TASK REQUIREMENTS
Leave out any picture and return the remaining listing below exactly as given.

Extracted data entries
---

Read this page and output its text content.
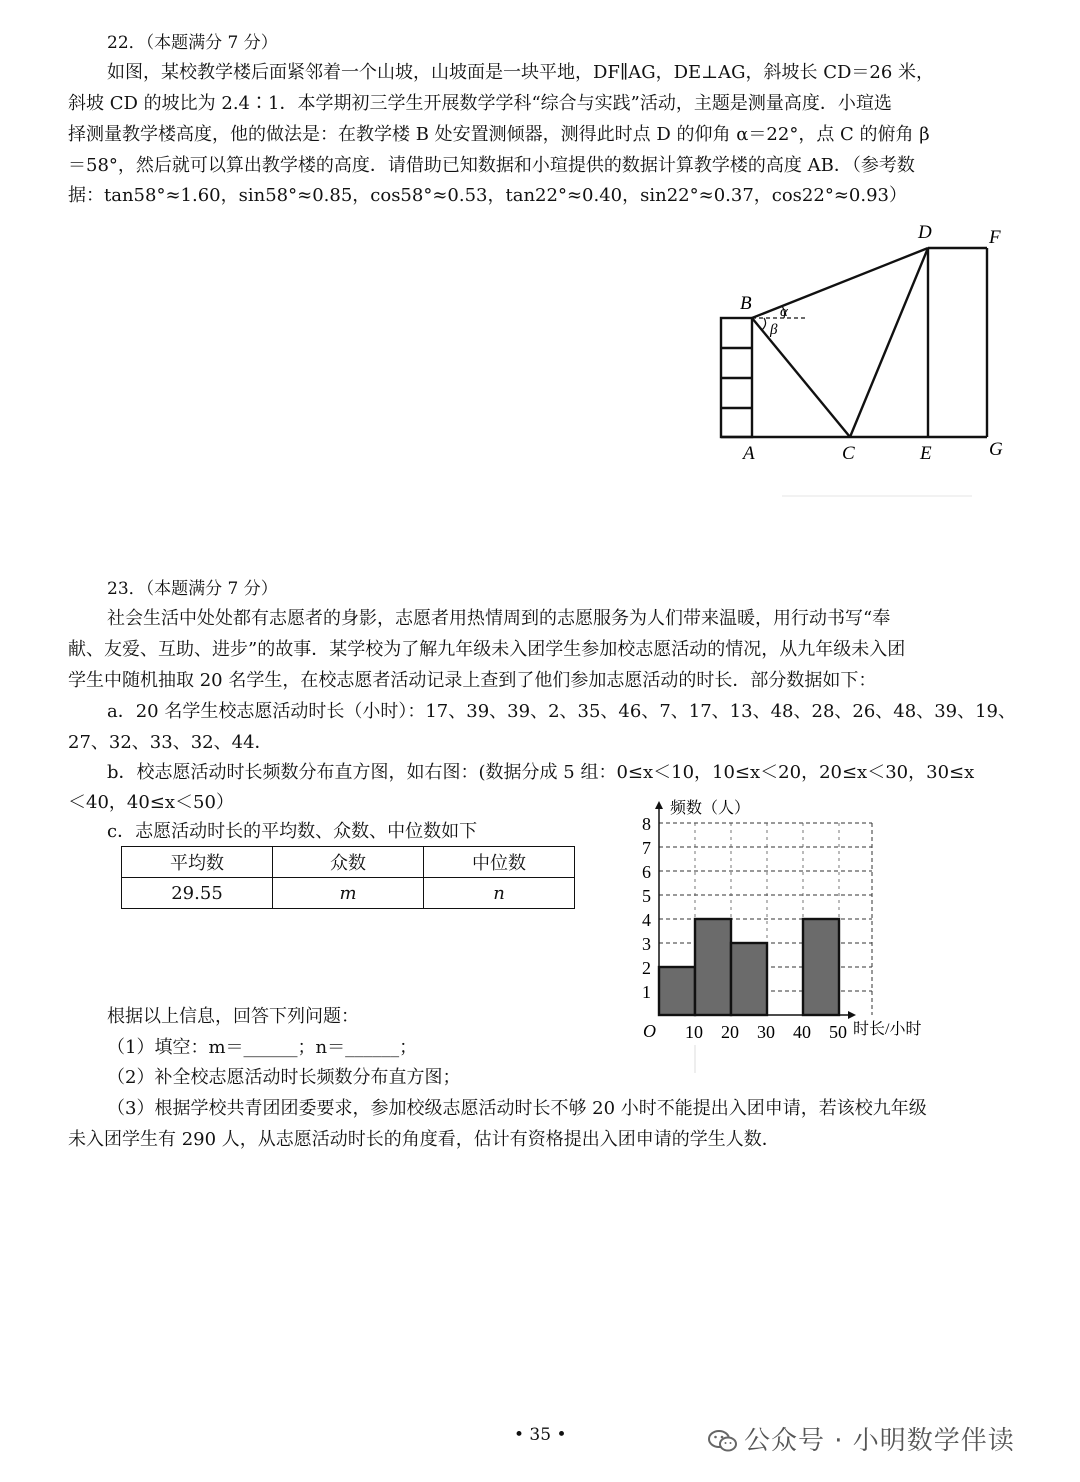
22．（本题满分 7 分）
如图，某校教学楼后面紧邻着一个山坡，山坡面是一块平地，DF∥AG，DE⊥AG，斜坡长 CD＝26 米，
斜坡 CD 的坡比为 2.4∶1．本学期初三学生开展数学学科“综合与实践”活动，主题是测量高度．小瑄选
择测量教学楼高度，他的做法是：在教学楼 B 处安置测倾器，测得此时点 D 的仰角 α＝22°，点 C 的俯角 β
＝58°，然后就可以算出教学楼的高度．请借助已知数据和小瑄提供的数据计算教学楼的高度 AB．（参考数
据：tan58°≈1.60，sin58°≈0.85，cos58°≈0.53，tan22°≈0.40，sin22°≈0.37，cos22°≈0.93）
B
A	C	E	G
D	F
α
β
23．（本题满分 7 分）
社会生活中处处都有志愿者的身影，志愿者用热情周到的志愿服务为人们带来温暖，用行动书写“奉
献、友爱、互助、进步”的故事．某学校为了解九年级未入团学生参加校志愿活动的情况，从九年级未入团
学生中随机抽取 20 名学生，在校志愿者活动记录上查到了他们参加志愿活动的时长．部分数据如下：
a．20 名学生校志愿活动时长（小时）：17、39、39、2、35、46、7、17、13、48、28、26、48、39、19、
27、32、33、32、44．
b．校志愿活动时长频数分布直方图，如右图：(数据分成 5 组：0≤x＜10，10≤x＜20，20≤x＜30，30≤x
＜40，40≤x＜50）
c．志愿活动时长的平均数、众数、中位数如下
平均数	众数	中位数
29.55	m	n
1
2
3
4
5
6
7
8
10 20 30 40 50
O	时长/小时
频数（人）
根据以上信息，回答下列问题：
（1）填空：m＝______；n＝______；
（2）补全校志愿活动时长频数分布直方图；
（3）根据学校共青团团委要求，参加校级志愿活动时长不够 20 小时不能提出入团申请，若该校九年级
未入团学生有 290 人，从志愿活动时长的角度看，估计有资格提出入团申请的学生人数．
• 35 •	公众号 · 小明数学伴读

---

TASK RESPONSE
Read this page and output its text content.
22．（本题满分 7 分）
如图，某校教学楼后面紧邻着一个山坡，山坡面是一块平地，DF∥AG，DE⊥AG，斜坡长 CD＝26 米，
斜坡 CD 的坡比为 2.4∶1．本学期初三学生开展数学学科“综合与实践”活动，主题是测量高度．小瑄选
择测量教学楼高度，他的做法是：在教学楼 B 处安置测倾器，测得此时点 D 的仰角 α＝22°，点 C 的俯角 β
＝58°，然后就可以算出教学楼的高度．请借助已知数据和小瑄提供的数据计算教学楼的高度 AB．（参考数
据：tan58°≈1.60，sin58°≈0.85，cos58°≈0.53，tan22°≈0.40，sin22°≈0.37，cos22°≈0.93）
B
A	C	E	G
D	F
α
β
23．（本题满分 7 分）
社会生活中处处都有志愿者的身影，志愿者用热情周到的志愿服务为人们带来温暖，用行动书写“奉
献、友爱、互助、进步”的故事．某学校为了解九年级未入团学生参加校志愿活动的情况，从九年级未入团
学生中随机抽取 20 名学生，在校志愿者活动记录上查到了他们参加志愿活动的时长．部分数据如下：
a．20 名学生校志愿活动时长（小时）：17、39、39、2、35、46、7、17、13、48、28、26、48、39、19、
27、32、33、32、44．
b．校志愿活动时长频数分布直方图，如右图：(数据分成 5 组：0≤x＜10，10≤x＜20，20≤x＜30，30≤x
＜40，40≤x＜50）
c．志愿活动时长的平均数、众数、中位数如下
平均数	众数	中位数
29.55	m	n
1
2
3
4
5
6
7
8
10 20 30 40 50
O	时长/小时
频数（人）
根据以上信息，回答下列问题：
（1）填空：m＝______；n＝______；
（2）补全校志愿活动时长频数分布直方图；
（3）根据学校共青团团委要求，参加校级志愿活动时长不够 20 小时不能提出入团申请，若该校九年级
未入团学生有 290 人，从志愿活动时长的角度看，估计有资格提出入团申请的学生人数．
• 35 •	公众号 · 小明数学伴读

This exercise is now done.